:: Dataset content ::
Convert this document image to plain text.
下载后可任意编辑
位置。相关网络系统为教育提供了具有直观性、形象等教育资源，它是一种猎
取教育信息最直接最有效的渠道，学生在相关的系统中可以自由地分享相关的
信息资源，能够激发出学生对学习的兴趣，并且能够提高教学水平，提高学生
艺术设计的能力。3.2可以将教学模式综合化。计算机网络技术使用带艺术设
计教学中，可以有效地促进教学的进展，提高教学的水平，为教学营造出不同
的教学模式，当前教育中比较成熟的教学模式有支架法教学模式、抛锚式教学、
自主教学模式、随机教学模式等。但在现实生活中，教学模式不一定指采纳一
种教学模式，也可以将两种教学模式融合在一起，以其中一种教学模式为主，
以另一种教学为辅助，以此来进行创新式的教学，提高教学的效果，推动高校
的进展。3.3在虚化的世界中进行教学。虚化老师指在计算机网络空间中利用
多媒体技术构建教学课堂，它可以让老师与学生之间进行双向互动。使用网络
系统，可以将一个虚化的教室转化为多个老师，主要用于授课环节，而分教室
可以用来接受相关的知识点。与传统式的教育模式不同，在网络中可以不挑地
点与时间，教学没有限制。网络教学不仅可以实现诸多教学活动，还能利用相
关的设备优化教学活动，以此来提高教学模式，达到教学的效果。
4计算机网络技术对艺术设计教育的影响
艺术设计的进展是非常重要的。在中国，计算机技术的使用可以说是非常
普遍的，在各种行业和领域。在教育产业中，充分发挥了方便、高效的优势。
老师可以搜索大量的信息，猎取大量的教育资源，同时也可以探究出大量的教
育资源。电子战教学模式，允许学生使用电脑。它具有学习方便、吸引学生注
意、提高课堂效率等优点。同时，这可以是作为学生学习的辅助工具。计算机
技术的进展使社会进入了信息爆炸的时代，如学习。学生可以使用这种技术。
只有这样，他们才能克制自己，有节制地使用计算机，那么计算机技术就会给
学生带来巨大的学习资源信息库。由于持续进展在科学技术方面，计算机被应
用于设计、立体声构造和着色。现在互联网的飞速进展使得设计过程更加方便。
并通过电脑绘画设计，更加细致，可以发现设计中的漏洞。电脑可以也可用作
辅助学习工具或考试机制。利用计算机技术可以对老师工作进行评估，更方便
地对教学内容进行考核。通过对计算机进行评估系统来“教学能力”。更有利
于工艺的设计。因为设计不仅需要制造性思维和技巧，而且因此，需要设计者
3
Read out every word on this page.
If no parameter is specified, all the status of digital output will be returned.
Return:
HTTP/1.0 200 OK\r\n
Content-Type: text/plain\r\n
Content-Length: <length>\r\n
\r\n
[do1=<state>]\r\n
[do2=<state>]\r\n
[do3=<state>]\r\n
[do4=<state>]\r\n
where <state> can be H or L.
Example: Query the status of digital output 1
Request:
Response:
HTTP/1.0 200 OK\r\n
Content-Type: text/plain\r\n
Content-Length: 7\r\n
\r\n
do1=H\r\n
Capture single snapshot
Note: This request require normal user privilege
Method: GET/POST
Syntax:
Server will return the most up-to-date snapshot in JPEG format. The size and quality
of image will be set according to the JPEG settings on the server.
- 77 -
:::
## Task statement
Pick out each line containing "digital" and report it.

## Answer below
If no parameter is specified, all the status of digital output will be returned.
Example: Query the status of digital output 1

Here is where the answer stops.